- Page excerpt
* START *
” Throwing in the towel- or Not”

It’s the start of a new year, I don’t usually make resolutions as I have learned from experience I break them, no point to continue to delude myself.

What I have decided is to make a single pact with myself this year to dedicate my activities around listening to people.

In 2017 I came very close to ending my passion to assist organisations in managing people issues. Something I have been doing for a number of years. I had become disillusioned in the apathy I was seeing and the inability of a single practitioner to make a difference, I was as they say “ready to throw in the towel”.

In 2018 I decided to rationalise my activities and really concentrate on assisting the individual, making a simple change to how I operated, something really astonishing happened.

After years acting as a coach and mentor giving advice to a wide range of people I stopped talking (believe me this was a huge diversion for me, someone who had to this point always had something to say). And started to not only listen but to do so with real purpose.

Traditionally we have all claimed to listen to others and to be fair there has been those who have genuinely been able to do that successfully. But in reality, in today’s world, we have developed a kind of superficial listening as we try to cope with our own issues which have become extremely complex.

During the course of 2018, my eyes were opened to the many issues that our people are experiencing including that of frustration not being able to be heard and express themselves clearly.
* END *
- Provided data
* START *
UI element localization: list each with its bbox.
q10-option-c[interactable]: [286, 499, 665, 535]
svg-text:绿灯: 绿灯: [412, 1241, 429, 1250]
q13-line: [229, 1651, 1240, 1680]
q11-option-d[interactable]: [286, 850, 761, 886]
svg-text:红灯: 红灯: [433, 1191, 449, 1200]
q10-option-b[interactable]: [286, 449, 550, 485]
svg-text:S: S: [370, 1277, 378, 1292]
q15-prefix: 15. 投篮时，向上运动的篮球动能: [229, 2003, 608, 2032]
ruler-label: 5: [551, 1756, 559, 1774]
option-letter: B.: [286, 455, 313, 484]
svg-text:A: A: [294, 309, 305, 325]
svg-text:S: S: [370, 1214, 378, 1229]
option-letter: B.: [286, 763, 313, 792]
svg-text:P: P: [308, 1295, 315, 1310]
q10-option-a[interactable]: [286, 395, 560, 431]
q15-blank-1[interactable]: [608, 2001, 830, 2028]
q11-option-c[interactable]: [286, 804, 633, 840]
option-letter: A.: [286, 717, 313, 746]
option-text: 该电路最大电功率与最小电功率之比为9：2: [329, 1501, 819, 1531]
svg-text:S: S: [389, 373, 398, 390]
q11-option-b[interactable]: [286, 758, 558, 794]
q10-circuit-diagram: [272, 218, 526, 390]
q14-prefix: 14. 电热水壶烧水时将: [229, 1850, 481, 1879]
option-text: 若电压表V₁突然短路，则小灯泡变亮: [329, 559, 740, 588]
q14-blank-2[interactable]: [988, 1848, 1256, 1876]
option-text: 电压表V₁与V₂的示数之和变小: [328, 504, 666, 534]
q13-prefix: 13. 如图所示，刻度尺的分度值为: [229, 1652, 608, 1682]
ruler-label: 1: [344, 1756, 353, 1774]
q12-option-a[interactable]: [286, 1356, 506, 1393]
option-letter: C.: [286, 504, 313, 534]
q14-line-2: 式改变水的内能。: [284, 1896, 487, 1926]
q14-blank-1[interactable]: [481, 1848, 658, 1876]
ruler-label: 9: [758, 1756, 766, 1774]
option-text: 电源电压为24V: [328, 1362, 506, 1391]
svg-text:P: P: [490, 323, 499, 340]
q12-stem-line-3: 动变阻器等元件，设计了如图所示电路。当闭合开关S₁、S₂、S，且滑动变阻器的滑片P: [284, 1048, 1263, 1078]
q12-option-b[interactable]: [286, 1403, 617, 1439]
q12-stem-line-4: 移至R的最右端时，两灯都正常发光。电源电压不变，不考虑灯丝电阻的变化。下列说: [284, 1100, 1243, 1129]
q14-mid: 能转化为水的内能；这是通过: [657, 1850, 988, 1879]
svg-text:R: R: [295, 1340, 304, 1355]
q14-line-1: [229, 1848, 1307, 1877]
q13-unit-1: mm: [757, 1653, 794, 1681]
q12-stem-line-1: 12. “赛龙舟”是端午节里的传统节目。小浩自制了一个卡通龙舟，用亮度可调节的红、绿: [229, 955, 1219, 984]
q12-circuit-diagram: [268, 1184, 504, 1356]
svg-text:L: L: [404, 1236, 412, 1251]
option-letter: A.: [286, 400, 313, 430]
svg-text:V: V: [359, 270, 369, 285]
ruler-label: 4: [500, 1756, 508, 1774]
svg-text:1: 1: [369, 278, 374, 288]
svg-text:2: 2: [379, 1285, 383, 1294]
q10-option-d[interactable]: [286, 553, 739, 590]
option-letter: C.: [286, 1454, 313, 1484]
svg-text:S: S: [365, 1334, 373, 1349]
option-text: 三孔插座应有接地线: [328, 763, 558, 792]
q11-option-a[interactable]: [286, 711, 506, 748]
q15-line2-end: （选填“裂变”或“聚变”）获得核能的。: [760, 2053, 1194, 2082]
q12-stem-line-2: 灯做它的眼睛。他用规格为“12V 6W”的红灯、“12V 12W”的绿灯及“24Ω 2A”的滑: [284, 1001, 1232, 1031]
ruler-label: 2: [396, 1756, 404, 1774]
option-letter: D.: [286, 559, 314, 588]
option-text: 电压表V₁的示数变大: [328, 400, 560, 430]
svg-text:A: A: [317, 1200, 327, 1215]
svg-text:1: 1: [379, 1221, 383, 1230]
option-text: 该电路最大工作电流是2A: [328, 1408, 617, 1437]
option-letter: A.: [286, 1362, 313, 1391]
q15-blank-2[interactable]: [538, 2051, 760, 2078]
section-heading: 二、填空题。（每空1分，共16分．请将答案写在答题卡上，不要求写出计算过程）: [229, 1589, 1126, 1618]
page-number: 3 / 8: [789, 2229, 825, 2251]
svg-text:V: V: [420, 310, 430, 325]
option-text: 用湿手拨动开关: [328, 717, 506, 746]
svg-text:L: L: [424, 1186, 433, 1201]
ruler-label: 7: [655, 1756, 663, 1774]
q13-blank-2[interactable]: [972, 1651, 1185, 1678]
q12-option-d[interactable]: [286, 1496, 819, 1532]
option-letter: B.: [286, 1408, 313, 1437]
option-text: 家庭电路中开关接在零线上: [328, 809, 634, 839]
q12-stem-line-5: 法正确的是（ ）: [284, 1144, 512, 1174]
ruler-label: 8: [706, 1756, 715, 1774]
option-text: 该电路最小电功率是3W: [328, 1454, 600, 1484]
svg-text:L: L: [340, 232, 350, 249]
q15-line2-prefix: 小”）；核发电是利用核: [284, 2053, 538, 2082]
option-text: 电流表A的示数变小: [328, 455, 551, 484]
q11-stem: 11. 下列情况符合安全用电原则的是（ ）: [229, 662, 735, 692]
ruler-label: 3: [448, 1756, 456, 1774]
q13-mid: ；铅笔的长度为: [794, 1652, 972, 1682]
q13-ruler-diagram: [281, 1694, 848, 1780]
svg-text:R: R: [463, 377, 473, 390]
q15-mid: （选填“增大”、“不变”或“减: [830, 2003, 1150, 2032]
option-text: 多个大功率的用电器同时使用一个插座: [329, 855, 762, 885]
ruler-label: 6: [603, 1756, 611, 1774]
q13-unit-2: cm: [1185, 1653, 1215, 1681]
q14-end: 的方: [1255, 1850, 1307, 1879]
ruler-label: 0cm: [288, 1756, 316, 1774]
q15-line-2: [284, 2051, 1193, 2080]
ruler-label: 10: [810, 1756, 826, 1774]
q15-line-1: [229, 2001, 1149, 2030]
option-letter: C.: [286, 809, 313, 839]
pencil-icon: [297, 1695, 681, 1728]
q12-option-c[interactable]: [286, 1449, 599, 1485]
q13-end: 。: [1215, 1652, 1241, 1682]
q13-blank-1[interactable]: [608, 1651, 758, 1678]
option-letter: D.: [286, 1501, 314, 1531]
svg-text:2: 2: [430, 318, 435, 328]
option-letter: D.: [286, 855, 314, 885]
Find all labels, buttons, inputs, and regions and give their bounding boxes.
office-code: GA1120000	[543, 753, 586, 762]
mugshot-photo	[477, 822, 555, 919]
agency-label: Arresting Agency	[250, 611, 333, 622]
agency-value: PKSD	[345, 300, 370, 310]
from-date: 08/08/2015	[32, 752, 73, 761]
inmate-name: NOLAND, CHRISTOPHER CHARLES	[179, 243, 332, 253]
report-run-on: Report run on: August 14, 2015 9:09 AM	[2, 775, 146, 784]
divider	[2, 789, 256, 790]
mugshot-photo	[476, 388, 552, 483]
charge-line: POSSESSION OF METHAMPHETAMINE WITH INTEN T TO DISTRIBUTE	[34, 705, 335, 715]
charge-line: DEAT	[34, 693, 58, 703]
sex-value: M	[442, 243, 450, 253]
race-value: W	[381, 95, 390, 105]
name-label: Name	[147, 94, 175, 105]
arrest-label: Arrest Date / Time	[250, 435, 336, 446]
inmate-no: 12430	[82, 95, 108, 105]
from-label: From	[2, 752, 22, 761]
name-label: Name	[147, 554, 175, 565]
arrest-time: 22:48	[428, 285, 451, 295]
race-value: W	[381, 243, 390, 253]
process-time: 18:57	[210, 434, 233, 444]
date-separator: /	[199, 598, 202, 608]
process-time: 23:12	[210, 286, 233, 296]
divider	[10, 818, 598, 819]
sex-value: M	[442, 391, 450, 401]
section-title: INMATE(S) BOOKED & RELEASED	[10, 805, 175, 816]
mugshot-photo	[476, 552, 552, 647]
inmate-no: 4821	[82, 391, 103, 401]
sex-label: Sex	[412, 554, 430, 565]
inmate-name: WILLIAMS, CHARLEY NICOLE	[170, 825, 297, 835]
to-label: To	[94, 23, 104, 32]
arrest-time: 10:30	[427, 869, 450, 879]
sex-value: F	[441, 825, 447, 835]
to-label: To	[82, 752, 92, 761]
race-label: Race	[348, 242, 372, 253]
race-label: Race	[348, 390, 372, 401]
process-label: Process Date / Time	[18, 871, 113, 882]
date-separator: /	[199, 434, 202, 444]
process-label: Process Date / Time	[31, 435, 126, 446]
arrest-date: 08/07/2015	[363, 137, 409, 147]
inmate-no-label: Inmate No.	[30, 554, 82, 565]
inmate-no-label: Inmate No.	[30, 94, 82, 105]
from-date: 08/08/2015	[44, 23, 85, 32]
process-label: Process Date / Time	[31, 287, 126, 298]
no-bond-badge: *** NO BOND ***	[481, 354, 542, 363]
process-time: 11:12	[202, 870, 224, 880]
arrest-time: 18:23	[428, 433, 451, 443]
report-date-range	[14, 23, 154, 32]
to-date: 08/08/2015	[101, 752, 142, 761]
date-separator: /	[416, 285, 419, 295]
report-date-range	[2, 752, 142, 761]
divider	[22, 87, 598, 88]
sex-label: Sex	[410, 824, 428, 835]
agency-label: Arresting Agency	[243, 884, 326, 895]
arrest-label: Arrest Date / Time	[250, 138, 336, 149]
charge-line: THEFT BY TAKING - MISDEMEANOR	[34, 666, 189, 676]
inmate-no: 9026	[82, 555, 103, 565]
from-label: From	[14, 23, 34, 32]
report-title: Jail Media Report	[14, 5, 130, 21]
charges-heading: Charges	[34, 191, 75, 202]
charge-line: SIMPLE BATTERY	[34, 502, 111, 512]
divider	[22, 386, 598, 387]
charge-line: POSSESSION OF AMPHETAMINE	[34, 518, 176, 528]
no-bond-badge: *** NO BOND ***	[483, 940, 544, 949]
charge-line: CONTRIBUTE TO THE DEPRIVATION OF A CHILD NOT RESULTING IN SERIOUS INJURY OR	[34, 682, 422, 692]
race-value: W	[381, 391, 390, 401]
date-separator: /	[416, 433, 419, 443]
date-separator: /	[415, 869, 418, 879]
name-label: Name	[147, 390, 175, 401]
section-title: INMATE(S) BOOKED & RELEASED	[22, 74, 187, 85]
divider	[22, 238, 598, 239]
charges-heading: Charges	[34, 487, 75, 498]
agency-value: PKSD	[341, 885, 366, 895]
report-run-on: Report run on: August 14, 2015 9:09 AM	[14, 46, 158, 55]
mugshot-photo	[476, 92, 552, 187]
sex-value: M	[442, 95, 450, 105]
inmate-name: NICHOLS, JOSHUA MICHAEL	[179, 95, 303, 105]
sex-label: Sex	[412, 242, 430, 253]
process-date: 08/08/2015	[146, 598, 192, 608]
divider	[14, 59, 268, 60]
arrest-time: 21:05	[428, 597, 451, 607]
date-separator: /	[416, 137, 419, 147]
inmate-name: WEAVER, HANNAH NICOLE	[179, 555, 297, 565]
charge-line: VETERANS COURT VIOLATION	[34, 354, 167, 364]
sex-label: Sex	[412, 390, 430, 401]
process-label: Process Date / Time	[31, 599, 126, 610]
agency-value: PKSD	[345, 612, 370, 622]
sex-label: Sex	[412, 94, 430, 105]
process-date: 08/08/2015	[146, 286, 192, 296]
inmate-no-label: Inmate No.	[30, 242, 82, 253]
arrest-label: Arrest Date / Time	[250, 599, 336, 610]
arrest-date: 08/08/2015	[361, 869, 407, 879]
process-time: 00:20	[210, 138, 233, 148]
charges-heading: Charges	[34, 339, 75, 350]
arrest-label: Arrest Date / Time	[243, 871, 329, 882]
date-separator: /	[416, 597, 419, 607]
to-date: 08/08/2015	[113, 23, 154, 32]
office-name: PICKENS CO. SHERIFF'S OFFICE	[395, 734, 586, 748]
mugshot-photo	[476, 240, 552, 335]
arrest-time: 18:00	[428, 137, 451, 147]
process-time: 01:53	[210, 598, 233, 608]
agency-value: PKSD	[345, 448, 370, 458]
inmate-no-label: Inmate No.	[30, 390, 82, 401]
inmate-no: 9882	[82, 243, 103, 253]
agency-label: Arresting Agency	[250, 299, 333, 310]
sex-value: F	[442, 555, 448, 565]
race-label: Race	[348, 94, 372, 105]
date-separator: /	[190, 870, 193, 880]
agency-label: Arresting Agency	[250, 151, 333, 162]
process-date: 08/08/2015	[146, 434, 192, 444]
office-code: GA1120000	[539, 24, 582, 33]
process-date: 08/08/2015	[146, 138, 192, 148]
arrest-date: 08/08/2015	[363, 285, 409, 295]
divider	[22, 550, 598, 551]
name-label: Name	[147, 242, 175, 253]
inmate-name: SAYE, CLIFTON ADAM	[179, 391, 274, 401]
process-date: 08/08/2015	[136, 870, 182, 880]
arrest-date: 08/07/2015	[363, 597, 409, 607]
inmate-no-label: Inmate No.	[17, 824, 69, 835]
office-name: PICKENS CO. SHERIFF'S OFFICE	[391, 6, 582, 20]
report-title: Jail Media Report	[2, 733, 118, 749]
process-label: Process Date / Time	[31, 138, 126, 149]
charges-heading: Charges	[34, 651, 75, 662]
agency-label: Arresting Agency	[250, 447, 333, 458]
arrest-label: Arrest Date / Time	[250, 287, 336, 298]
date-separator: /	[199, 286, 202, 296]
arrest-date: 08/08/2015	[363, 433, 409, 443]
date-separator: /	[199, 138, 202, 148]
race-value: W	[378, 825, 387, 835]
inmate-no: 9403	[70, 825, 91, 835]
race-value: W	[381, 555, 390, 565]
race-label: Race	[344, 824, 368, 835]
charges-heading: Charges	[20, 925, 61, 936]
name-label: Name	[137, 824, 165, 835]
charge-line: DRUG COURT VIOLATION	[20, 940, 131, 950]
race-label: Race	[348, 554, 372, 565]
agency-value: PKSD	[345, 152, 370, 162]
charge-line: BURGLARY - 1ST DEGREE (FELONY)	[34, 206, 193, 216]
* END *
- Task requirements
(1) Reproduce, word for word, the stretch of the entries from their first line through the line containing "svg-text:红灯: 红灯: [433, 1191, 449, 1200]".
(2) Carry on the piece about learning to listen with real purpose, picking up after its final sentence.

- Final answers
(1)
UI element localization: list each with its bbox.
q10-option-c[interactable]: [286, 499, 665, 535]
svg-text:绿灯: 绿灯: [412, 1241, 429, 1250]
q13-line: [229, 1651, 1240, 1680]
q11-option-d[interactable]: [286, 850, 761, 886]
svg-text:红灯: 红灯: [433, 1191, 449, 1200]

(2)
The reasons for this uncertainty in people’s minds range from politics, economics, technology and social change.
In the past decade, we have seen political instability, causing major erosions in trust, downturns in the world economy, disruption through technology and changes in social norms.

The common wisdom is that technology will be the driver of our society whilst people interaction will play a lesser role, this is being supported by government policy, educationalists and other experts to almost hysterical levels whilst appearing to ignore the changes how this is affecting the fabric of our society.

I find it incredible that a country which has had an unbreakable reputation for looking after its people chooses not to admit we have a problem.

Meanwhile, we continue to witness less 1-2-1 conversations between people replaced by electronic options, the tide seems to be relentless and it is hard to imagine the situation being retrieved, this is how we live today.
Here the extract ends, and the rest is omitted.